_What you are asked to do_
Please copy each line of the listing that includes the string "name".

_Records supplied_
BEGIN

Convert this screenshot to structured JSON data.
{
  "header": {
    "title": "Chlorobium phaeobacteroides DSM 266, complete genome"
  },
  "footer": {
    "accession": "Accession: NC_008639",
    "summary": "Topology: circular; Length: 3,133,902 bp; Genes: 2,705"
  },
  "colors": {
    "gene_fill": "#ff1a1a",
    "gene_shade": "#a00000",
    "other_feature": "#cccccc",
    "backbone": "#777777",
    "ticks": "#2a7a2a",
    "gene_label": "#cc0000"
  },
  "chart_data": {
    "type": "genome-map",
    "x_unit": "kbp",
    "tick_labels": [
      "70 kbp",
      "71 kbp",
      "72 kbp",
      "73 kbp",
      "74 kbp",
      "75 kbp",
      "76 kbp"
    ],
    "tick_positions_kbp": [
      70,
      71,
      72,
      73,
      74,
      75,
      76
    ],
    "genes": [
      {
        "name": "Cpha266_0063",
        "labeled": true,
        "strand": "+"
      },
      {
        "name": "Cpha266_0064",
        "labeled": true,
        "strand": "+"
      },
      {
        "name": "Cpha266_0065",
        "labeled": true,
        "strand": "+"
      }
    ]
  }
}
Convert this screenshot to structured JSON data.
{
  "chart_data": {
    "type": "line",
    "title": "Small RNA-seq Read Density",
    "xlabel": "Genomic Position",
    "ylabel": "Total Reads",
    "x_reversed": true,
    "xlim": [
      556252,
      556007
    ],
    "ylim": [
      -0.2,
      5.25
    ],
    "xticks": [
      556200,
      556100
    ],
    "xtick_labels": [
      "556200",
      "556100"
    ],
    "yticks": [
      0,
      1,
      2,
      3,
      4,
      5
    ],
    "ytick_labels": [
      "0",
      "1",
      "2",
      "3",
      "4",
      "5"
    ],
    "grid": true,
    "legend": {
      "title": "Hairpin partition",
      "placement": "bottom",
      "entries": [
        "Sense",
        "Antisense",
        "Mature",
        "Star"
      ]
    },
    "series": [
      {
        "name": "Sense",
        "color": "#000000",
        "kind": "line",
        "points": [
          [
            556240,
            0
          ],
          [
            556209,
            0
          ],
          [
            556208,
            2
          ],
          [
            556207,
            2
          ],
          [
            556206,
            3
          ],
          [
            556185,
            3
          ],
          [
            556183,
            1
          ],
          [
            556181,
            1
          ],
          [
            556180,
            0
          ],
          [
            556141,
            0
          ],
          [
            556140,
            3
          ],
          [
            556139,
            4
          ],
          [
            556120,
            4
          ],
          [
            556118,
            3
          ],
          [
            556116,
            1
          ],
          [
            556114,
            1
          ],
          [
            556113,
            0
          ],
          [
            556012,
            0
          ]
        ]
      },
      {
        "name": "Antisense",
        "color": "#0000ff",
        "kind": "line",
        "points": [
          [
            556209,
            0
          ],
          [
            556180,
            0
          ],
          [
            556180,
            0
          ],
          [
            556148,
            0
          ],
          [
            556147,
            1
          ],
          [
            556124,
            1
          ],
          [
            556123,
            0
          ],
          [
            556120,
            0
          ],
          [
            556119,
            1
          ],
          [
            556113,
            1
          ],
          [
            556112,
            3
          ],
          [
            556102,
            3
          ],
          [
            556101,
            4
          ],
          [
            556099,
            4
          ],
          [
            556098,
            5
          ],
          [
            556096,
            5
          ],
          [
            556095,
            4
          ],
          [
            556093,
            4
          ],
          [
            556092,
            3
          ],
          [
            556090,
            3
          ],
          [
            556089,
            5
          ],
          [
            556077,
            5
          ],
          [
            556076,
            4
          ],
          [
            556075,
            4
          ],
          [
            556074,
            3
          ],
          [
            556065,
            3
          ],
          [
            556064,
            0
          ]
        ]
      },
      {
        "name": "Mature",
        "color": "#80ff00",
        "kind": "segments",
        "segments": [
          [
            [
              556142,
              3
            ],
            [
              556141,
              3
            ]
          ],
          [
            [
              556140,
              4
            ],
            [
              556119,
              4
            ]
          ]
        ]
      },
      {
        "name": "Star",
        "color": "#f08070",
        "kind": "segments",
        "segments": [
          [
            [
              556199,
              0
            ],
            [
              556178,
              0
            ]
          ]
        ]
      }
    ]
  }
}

END

_Task output_
        "name": "Cpha266_0063",
        "name": "Cpha266_0064",
        "name": "Cpha266_0065",
        "name": "Sense",
        "name": "Antisense",
        "name": "Mature",
        "name": "Star",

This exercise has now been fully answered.